Data excerpts:
########################################
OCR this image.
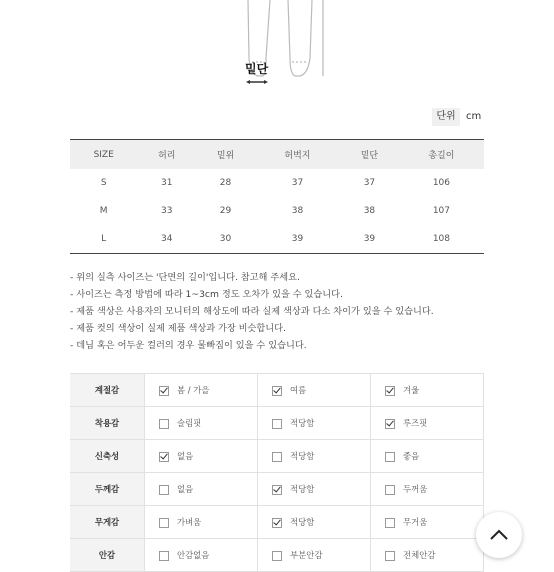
밑단
단위	cm
SIZE	허리	밑위	허벅지	밑단	총길이
S	31	28	37	37	106
M	33	29	38	38	107
L	34	30	39	39	108
- 위의 실측 사이즈는 '단면의 길이'입니다. 참고해 주세요.
- 사이즈는 측정 방법에 따라 1~3cm 정도 오차가 있을 수 있습니다.
- 제품 색상은 사용자의 모니터의 해상도에 따라 실제 색상과 다소 차이가 있을 수 있습니다.
- 제품 컷의 색상이 실제 제품 색상과 가장 비슷합니다.
- 데님 혹은 어두운 컬러의 경우 물빠짐이 있을 수 있습니다.
계절감	봄 / 가을	여름	겨울
착용감	슬림핏	적당함	루즈핏
신축성	없음	적당함	좋음
두께감	없음	적당함	두꺼움
무게감	가벼움	적당함	무거움
안감	안감없음	부분안감	전체안감
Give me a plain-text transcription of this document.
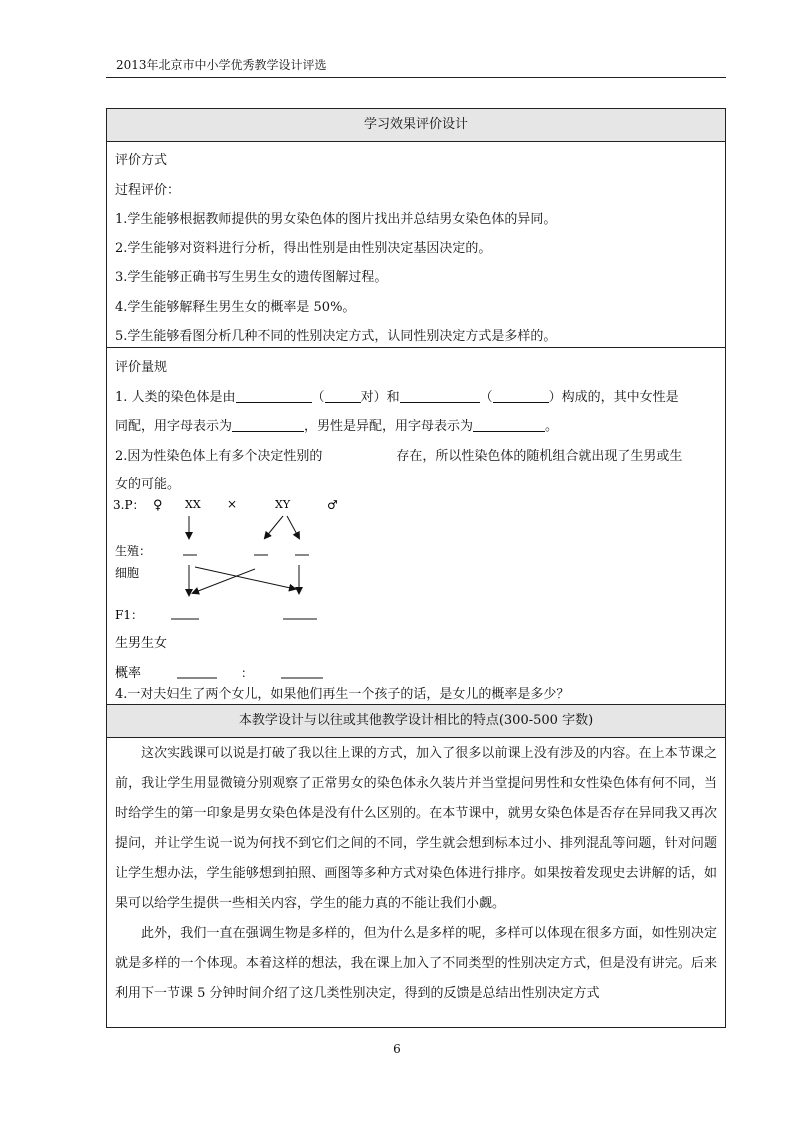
2013年北京市中小学优秀教学设计评选
学习效果评价设计
评价方式
过程评价：
1.学生能够根据教师提供的男女染色体的图片找出并总结男女染色体的异同。
2.学生能够对资料进行分析，得出性别是由性别决定基因决定的。
3.学生能够正确书写生男生女的遗传图解过程。
4.学生能够解释生男生女的概率是 50%。
5.学生能够看图分析几种不同的性别决定方式，认同性别决定方式是多样的。
评价量规
1. 人类的染色体是由	（	对）和	（	）构成的，其中女性是
同配，用字母表示为	，男性是异配，用字母表示为	。
2.因为性染色体上有多个决定性别的	存在，所以性染色体的随机组合就出现了生男或生
女的可能。
3.P： ♀ XX ×	XY	♂
生殖：
细胞
F1：
生男生女
概率	：
4.一对夫妇生了两个女儿，如果他们再生一个孩子的话，是女儿的概率是多少？
本教学设计与以往或其他教学设计相比的特点(300-500 字数)

这次实践课可以说是打破了我以往上课的方式，加入了很多以前课上没有涉及的内容。在上本节课之前，我让学生用显微镜分别观察了正常男女的染色体永久装片并当堂提问男性和女性染色体有何不同，当时给学生的第一印象是男女染色体是没有什么区别的。在本节课中，就男女染色体是否存在异同我又再次提问，并让学生说一说为何找不到它们之间的不同，学生就会想到标本过小、排列混乱等问题，针对问题让学生想办法，学生能够想到拍照、画图等多种方式对染色体进行排序。如果按着发现史去讲解的话，如果可以给学生提供一些相关内容，学生的能力真的不能让我们小觑。

此外，我们一直在强调生物是多样的，但为什么是多样的呢，多样可以体现在很多方面，如性别决定就是多样的一个体现。本着这样的想法，我在课上加入了不同类型的性别决定方式，但是没有讲完。后来利用下一节课 5 分钟时间介绍了这几类性别决定，得到的反馈是总结出性别决定方式

6
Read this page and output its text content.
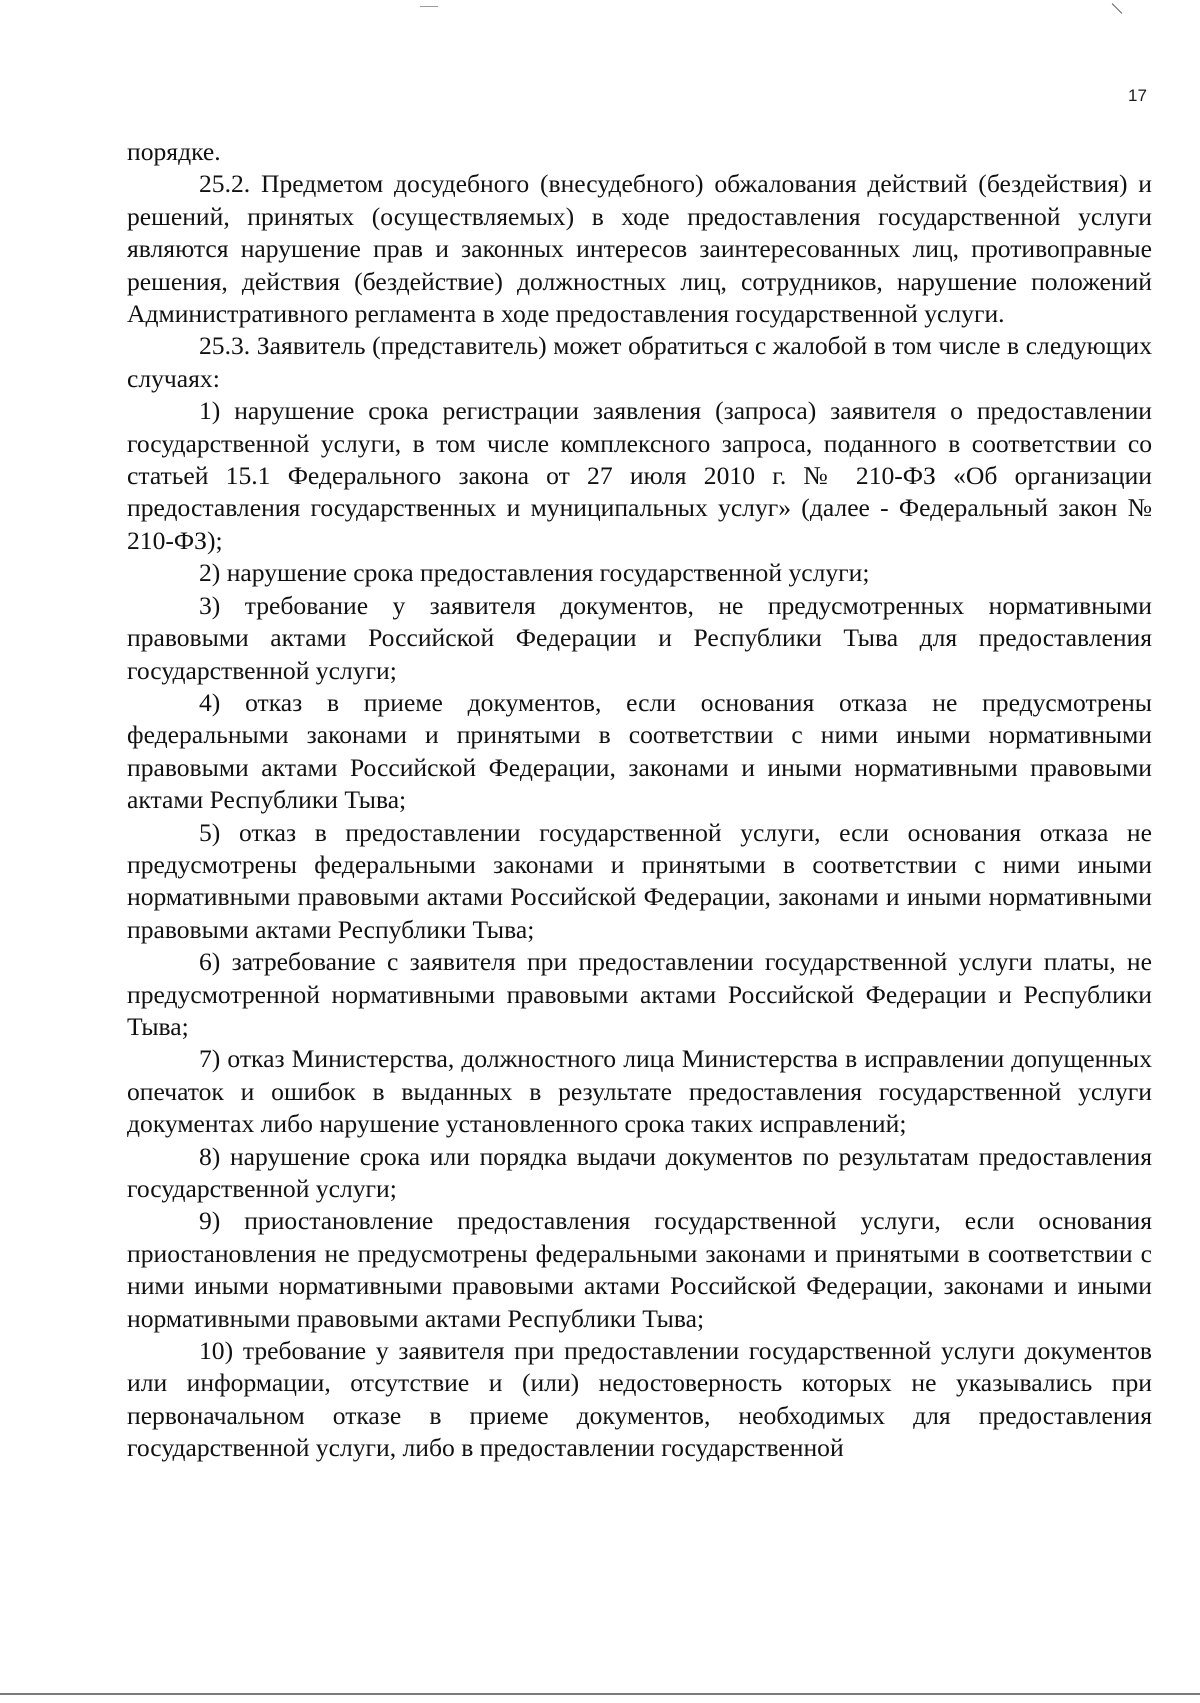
17

порядке.

25.2. Предметом досудебного (внесудебного) обжалования действий (бездействия) и решений, принятых (осуществляемых) в ходе предоставления государственной услуги являются нарушение прав и законных интересов заинтересованных лиц, противоправные решения, действия (бездействие) должностных лиц, сотрудников, нарушение положений Административного регламента в ходе предоставления государственной услуги.

25.3. Заявитель (представитель) может обратиться с жалобой в том числе в следующих случаях:

1) нарушение срока регистрации заявления (запроса) заявителя о предоставлении государственной услуги, в том числе комплексного запроса, поданного в соответствии со статьей 15.1 Федерального закона от 27 июля 2010 г. № 210-ФЗ «Об организации предоставления государственных и муниципальных услуг» (далее - Федеральный закон № 210-ФЗ);

2) нарушение срока предоставления государственной услуги;

3) требование у заявителя документов, не предусмотренных нормативными правовыми актами Российской Федерации и Республики Тыва для предоставления государственной услуги;

4) отказ в приеме документов, если основания отказа не предусмотрены федеральными законами и принятыми в соответствии с ними иными нормативными правовыми актами Российской Федерации, законами и иными нормативными правовыми актами Республики Тыва;

5) отказ в предоставлении государственной услуги, если основания отказа не предусмотрены федеральными законами и принятыми в соответствии с ними иными нормативными правовыми актами Российской Федерации, законами и иными нормативными правовыми актами Республики Тыва;

6) затребование с заявителя при предоставлении государственной услуги платы, не предусмотренной нормативными правовыми актами Российской Федерации и Республики Тыва;

7) отказ Министерства, должностного лица Министерства в исправлении допущенных опечаток и ошибок в выданных в результате предоставления государственной услуги документах либо нарушение установленного срока таких исправлений;

8) нарушение срока или порядка выдачи документов по результатам предоставления государственной услуги;

9) приостановление предоставления государственной услуги, если основания приостановления не предусмотрены федеральными законами и принятыми в соответствии с ними иными нормативными правовыми актами Российской Федерации, законами и иными нормативными правовыми актами Республики Тыва;

10) требование у заявителя при предоставлении государственной услуги документов или информации, отсутствие и (или) недостоверность которых не указывались при первоначальном отказе в приеме документов, необходимых для предоставления государственной услуги, либо в предоставлении государственной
########################################
* _DIRECTIONS FOR THIS TASK_
In the copy, include no pictures; restate the listing above exactly.

* _COMPLETED EXERCISE_
OCR this image.
밑단
단위	cm
SIZE	허리	밑위	허벅지	밑단	총길이
S	31	28	37	37	106
M	33	29	38	38	107
L	34	30	39	39	108
- 위의 실측 사이즈는 '단면의 길이'입니다. 참고해 주세요.
- 사이즈는 측정 방법에 따라 1~3cm 정도 오차가 있을 수 있습니다.
- 제품 색상은 사용자의 모니터의 해상도에 따라 실제 색상과 다소 차이가 있을 수 있습니다.
- 제품 컷의 색상이 실제 제품 색상과 가장 비슷합니다.
- 데님 혹은 어두운 컬러의 경우 물빠짐이 있을 수 있습니다.
계절감	봄 / 가을	여름	겨울
착용감	슬림핏	적당함	루즈핏
신축성	없음	적당함	좋음
두께감	없음	적당함	두꺼움
무게감	가벼움	적당함	무거움
안감	안감없음	부분안감	전체안감
Give me a plain-text transcription of this document.
2013年北京市中小学优秀教学设计评选
学习效果评价设计
评价方式
过程评价：
1.学生能够根据教师提供的男女染色体的图片找出并总结男女染色体的异同。
2.学生能够对资料进行分析，得出性别是由性别决定基因决定的。
3.学生能够正确书写生男生女的遗传图解过程。
4.学生能够解释生男生女的概率是 50%。
5.学生能够看图分析几种不同的性别决定方式，认同性别决定方式是多样的。
评价量规
1. 人类的染色体是由	（	对）和	（	）构成的，其中女性是
同配，用字母表示为	，男性是异配，用字母表示为	。
2.因为性染色体上有多个决定性别的	存在，所以性染色体的随机组合就出现了生男或生
女的可能。
3.P： ♀ XX ×	XY	♂
生殖：
细胞
F1：
生男生女
概率	：
4.一对夫妇生了两个女儿，如果他们再生一个孩子的话，是女儿的概率是多少？
本教学设计与以往或其他教学设计相比的特点(300-500 字数)

这次实践课可以说是打破了我以往上课的方式，加入了很多以前课上没有涉及的内容。在上本节课之前，我让学生用显微镜分别观察了正常男女的染色体永久装片并当堂提问男性和女性染色体有何不同，当时给学生的第一印象是男女染色体是没有什么区别的。在本节课中，就男女染色体是否存在异同我又再次提问，并让学生说一说为何找不到它们之间的不同，学生就会想到标本过小、排列混乱等问题，针对问题让学生想办法，学生能够想到拍照、画图等多种方式对染色体进行排序。如果按着发现史去讲解的话，如果可以给学生提供一些相关内容，学生的能力真的不能让我们小觑。

此外，我们一直在强调生物是多样的，但为什么是多样的呢，多样可以体现在很多方面，如性别决定就是多样的一个体现。本着这样的想法，我在课上加入了不同类型的性别决定方式，但是没有讲完。后来利用下一节课 5 分钟时间介绍了这几类性别决定，得到的反馈是总结出性别决定方式

6
Read this page and output its text content.
17

порядке.

25.2. Предметом досудебного (внесудебного) обжалования действий (бездействия) и решений, принятых (осуществляемых) в ходе предоставления государственной услуги являются нарушение прав и законных интересов заинтересованных лиц, противоправные решения, действия (бездействие) должностных лиц, сотрудников, нарушение положений Административного регламента в ходе предоставления государственной услуги.

25.3. Заявитель (представитель) может обратиться с жалобой в том числе в следующих случаях:

1) нарушение срока регистрации заявления (запроса) заявителя о предоставлении государственной услуги, в том числе комплексного запроса, поданного в соответствии со статьей 15.1 Федерального закона от 27 июля 2010 г. № 210-ФЗ «Об организации предоставления государственных и муниципальных услуг» (далее - Федеральный закон № 210-ФЗ);

2) нарушение срока предоставления государственной услуги;

3) требование у заявителя документов, не предусмотренных нормативными правовыми актами Российской Федерации и Республики Тыва для предоставления государственной услуги;

4) отказ в приеме документов, если основания отказа не предусмотрены федеральными законами и принятыми в соответствии с ними иными нормативными правовыми актами Российской Федерации, законами и иными нормативными правовыми актами Республики Тыва;

5) отказ в предоставлении государственной услуги, если основания отказа не предусмотрены федеральными законами и принятыми в соответствии с ними иными нормативными правовыми актами Российской Федерации, законами и иными нормативными правовыми актами Республики Тыва;

6) затребование с заявителя при предоставлении государственной услуги платы, не предусмотренной нормативными правовыми актами Российской Федерации и Республики Тыва;

7) отказ Министерства, должностного лица Министерства в исправлении допущенных опечаток и ошибок в выданных в результате предоставления государственной услуги документах либо нарушение установленного срока таких исправлений;

8) нарушение срока или порядка выдачи документов по результатам предоставления государственной услуги;

9) приостановление предоставления государственной услуги, если основания приостановления не предусмотрены федеральными законами и принятыми в соответствии с ними иными нормативными правовыми актами Российской Федерации, законами и иными нормативными правовыми актами Республики Тыва;

10) требование у заявителя при предоставлении государственной услуги документов или информации, отсутствие и (или) недостоверность которых не указывались при первоначальном отказе в приеме документов, необходимых для предоставления государственной услуги, либо в предоставлении государственной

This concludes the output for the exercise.